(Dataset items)
■ ■ ■
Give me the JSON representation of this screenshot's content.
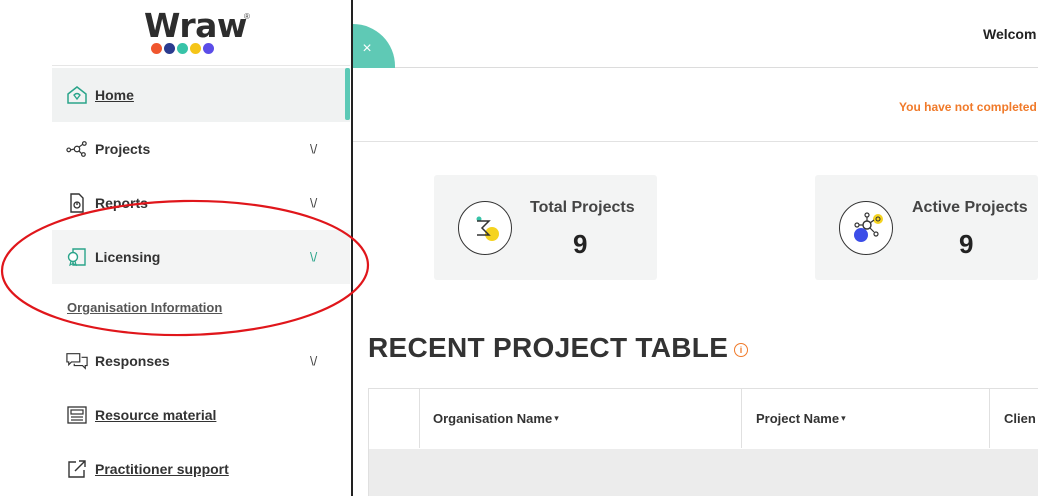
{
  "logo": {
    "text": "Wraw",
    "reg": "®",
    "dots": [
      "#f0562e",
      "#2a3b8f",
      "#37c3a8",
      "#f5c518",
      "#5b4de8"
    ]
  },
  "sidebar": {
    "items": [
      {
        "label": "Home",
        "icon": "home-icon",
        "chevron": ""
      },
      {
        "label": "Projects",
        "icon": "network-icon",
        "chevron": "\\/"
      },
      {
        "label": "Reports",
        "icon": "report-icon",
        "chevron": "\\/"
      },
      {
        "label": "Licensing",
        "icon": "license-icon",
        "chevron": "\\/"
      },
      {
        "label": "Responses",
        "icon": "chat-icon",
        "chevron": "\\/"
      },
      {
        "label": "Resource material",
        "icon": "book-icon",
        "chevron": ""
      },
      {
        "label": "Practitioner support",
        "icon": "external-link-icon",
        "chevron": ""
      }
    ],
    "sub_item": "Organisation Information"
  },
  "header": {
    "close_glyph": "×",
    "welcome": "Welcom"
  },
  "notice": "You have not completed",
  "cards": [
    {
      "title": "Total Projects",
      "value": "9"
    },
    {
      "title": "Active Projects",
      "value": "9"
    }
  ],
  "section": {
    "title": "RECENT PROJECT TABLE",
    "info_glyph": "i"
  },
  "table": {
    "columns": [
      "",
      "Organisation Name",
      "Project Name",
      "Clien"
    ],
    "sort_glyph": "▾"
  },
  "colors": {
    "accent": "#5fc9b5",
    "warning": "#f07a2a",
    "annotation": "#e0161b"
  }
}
■ ■ ■
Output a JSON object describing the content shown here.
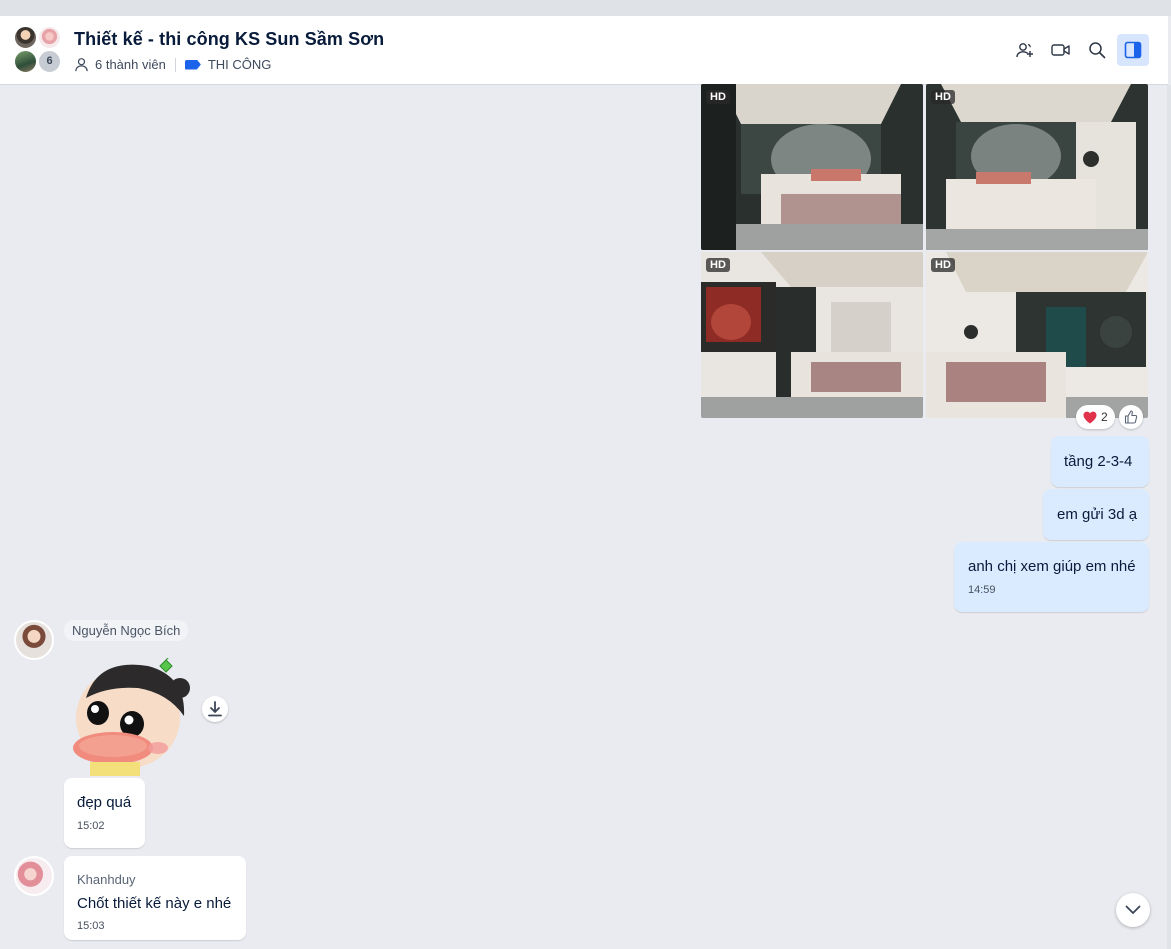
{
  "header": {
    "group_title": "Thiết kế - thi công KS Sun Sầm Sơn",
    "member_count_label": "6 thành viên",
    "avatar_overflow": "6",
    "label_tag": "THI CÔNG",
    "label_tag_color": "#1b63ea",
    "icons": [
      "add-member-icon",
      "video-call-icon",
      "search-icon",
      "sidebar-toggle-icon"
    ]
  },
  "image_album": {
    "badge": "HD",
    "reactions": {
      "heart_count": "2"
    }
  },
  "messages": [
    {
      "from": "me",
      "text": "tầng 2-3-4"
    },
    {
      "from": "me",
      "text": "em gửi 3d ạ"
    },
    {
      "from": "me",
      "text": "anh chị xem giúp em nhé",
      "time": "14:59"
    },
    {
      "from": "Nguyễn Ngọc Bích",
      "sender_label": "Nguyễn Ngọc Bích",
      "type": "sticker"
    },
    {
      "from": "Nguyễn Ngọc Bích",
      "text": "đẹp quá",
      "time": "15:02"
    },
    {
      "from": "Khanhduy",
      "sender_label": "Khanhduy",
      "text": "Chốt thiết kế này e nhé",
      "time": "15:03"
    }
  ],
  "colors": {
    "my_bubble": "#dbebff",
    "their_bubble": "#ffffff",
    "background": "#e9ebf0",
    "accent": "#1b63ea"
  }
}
■ ■ ■
*Required task*:
State the count of lines with the word "text" in them, and write nothing else.

*Full answer*:
6